DATASET ENTRIES -

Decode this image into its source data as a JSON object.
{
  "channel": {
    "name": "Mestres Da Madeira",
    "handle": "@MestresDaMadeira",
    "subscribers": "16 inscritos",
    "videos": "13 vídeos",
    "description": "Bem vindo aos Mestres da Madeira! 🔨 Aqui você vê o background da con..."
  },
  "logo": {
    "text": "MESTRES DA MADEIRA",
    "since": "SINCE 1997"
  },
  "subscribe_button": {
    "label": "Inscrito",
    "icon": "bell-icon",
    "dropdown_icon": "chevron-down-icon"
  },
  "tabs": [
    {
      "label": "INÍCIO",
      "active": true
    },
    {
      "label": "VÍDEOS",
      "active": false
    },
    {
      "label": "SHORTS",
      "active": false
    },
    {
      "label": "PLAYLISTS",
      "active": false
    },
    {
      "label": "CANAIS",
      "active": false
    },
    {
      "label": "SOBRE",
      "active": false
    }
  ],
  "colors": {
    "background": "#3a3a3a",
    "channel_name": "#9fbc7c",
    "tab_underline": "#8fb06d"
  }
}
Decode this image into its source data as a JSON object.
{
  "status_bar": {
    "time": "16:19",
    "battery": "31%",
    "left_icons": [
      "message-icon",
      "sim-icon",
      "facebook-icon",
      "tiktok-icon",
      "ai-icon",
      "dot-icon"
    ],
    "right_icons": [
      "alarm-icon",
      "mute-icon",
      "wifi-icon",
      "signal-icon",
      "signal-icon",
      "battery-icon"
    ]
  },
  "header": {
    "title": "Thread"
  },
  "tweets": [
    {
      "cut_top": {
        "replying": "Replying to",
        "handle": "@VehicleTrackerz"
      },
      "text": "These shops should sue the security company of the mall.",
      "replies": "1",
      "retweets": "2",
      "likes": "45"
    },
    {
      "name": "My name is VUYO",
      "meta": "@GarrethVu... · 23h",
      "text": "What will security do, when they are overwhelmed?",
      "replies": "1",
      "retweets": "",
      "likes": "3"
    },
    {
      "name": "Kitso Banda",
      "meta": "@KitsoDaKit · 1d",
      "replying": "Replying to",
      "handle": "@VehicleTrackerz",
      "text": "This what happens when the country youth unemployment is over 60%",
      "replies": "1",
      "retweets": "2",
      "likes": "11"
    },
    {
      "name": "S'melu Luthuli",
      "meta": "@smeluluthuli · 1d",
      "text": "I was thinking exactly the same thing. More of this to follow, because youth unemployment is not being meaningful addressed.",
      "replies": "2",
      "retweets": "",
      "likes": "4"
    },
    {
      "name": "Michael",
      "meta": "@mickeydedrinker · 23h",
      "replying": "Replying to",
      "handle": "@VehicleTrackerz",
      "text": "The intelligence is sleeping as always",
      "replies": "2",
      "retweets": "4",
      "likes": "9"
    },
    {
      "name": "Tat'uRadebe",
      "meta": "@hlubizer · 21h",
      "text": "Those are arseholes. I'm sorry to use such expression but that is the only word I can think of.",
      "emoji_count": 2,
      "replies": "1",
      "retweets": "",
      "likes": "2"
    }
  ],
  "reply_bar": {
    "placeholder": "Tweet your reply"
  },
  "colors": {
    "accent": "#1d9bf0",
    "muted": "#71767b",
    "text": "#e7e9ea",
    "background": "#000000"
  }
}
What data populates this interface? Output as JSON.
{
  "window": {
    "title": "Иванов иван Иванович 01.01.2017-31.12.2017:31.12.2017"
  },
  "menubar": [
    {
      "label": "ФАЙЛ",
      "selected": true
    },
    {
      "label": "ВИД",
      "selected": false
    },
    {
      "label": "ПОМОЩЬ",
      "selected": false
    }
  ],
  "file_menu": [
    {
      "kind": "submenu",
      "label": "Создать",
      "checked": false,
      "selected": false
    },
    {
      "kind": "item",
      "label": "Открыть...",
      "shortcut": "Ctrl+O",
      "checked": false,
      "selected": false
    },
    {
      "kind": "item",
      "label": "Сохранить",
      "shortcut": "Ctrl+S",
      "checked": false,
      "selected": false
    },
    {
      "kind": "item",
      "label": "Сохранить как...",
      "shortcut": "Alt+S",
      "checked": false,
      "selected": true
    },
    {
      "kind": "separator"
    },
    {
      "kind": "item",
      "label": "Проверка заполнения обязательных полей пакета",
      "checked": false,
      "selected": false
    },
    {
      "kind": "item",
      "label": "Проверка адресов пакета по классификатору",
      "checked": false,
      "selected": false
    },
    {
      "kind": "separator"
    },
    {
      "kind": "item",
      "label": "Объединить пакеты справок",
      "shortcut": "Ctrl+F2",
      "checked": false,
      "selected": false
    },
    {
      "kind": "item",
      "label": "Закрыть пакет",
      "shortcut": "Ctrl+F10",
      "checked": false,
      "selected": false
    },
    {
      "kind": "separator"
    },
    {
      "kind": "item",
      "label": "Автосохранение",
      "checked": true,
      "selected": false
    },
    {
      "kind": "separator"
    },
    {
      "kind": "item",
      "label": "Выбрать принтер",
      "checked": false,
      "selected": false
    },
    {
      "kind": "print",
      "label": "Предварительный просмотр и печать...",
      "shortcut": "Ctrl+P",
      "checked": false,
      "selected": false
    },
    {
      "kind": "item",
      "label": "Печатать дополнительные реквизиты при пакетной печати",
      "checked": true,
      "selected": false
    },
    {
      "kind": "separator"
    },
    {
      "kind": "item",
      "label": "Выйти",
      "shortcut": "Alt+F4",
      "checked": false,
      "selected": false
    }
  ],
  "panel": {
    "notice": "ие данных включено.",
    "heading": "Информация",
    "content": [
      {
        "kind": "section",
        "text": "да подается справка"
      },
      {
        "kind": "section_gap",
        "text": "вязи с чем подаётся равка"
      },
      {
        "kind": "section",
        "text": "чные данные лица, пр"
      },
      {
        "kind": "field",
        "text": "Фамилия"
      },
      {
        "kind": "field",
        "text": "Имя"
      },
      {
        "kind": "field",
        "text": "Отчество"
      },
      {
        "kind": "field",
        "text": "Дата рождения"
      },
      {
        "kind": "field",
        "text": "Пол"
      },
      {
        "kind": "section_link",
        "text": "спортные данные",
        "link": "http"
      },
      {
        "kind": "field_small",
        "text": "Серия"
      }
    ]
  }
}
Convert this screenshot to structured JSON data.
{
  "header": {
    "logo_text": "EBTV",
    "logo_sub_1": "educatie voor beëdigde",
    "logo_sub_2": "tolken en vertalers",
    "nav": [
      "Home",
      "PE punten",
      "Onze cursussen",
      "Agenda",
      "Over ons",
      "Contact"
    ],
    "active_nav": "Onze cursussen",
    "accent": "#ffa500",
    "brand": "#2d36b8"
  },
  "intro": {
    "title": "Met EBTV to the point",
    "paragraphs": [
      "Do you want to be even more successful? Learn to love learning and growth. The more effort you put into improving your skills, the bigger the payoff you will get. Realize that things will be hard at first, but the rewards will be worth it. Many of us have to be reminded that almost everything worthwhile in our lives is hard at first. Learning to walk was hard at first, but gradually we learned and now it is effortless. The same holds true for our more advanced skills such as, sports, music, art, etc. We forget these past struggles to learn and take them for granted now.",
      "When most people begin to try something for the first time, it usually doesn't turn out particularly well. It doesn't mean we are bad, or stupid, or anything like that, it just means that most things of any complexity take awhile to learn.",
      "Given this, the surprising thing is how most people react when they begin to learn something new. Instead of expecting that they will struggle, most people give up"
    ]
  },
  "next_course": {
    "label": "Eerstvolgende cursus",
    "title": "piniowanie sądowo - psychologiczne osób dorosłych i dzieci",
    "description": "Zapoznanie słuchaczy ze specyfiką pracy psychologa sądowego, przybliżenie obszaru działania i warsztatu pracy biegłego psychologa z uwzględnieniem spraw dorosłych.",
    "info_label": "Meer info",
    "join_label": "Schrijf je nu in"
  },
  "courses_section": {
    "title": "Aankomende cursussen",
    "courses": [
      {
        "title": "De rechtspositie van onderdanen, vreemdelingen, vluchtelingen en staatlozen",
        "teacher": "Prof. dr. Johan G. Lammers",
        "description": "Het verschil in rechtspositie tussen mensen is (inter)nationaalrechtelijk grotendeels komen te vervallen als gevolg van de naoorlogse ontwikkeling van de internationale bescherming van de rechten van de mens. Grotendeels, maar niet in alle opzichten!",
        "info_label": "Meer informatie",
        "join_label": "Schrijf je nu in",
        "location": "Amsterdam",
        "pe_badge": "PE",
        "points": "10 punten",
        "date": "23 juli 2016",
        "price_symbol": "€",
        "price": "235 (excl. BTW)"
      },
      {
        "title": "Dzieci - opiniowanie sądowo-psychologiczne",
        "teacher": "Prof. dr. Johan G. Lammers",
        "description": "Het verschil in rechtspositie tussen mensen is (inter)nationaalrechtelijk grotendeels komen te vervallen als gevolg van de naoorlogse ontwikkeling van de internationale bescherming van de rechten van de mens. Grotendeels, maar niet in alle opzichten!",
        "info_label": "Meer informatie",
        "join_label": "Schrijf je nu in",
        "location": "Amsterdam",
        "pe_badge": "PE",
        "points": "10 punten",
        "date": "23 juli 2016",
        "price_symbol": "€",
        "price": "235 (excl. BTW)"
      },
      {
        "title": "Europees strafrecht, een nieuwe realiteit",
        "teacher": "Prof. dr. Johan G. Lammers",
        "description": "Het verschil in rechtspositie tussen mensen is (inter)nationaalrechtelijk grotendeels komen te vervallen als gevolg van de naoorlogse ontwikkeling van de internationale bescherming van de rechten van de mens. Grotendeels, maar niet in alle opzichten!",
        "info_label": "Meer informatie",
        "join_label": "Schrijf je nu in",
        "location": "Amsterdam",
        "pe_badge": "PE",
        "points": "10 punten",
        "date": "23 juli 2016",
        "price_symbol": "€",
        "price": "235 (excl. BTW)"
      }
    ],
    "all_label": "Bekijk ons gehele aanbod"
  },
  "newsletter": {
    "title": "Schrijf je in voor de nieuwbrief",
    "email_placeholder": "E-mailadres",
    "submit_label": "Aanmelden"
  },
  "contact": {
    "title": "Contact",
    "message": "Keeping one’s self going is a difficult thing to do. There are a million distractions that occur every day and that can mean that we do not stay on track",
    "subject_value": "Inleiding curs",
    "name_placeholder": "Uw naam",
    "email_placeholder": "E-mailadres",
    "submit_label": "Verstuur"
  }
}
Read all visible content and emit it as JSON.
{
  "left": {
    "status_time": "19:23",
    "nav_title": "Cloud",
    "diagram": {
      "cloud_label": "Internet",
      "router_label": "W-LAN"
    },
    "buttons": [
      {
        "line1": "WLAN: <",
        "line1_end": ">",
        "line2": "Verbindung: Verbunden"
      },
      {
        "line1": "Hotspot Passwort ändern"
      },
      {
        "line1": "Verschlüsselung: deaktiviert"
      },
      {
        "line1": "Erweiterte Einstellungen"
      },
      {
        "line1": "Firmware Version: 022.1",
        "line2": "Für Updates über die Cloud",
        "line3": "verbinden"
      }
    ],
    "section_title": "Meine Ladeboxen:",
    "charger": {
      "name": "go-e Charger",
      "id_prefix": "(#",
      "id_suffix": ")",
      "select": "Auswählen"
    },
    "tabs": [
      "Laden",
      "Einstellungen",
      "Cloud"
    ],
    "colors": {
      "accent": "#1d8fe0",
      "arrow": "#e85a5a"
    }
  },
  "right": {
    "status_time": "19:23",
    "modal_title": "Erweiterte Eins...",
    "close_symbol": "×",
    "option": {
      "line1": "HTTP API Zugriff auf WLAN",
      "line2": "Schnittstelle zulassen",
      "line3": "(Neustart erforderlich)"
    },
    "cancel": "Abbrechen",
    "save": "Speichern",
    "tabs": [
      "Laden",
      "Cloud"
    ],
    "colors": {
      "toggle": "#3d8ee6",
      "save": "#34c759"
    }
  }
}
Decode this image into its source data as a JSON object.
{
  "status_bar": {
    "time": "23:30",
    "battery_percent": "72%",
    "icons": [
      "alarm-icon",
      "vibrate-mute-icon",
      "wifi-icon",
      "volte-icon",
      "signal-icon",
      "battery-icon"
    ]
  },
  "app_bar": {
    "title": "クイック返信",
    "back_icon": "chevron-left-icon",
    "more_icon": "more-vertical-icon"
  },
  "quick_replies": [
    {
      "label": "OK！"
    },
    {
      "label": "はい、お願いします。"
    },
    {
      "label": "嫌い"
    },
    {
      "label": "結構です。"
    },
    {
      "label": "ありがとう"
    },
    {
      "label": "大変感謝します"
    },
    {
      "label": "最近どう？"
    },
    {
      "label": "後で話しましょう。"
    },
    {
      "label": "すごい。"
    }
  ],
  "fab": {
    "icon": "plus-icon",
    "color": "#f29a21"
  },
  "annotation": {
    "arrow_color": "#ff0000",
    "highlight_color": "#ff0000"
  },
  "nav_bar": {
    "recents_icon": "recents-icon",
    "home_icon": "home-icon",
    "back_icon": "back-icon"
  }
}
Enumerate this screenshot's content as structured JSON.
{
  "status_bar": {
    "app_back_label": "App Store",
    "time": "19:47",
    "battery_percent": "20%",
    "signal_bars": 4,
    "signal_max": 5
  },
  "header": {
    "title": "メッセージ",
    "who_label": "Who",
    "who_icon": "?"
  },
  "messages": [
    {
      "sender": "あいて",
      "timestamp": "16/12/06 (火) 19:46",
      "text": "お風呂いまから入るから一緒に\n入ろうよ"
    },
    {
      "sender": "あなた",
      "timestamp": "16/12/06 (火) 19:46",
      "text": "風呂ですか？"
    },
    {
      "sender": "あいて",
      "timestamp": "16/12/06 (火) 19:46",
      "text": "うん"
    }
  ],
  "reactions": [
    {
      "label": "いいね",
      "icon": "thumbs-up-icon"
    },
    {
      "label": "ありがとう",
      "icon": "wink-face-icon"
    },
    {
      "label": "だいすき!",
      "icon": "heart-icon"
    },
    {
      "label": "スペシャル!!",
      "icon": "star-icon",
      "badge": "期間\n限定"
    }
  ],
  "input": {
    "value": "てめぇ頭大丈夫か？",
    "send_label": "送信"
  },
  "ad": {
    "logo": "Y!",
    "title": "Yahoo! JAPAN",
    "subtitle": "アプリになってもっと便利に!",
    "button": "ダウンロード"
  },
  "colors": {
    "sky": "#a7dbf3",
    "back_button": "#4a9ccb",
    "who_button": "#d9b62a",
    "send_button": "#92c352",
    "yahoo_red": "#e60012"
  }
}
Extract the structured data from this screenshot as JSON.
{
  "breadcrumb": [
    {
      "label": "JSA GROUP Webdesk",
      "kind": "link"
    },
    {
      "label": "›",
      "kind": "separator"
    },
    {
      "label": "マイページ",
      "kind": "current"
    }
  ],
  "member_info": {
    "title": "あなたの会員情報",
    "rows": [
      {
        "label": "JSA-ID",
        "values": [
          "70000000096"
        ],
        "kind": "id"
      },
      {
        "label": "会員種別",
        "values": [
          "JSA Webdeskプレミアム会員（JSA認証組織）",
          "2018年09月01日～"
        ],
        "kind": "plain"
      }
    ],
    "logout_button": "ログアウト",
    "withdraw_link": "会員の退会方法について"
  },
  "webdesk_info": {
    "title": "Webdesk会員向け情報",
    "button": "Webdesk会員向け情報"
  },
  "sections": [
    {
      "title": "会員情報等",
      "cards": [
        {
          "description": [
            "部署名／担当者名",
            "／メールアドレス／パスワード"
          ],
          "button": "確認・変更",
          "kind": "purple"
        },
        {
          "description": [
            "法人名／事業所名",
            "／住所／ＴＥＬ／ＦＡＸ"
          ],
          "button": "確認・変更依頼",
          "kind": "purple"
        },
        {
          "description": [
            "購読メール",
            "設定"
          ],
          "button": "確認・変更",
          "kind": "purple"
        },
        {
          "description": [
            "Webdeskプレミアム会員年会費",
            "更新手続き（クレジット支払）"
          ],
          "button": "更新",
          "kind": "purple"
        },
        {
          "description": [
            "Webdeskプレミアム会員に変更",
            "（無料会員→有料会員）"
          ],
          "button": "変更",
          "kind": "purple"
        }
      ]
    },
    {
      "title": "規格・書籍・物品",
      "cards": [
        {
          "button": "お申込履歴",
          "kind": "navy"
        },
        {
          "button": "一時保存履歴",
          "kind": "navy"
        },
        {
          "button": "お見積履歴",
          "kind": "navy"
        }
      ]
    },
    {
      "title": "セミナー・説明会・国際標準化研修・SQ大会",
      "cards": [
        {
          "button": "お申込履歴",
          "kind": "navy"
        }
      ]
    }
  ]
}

GIVEN TASK - Identify each line holding the string "Сохранить", and copy it out.

RESPONSE TO THIS TASK -
      "label": "Сохранить",
      "label": "Сохранить как...",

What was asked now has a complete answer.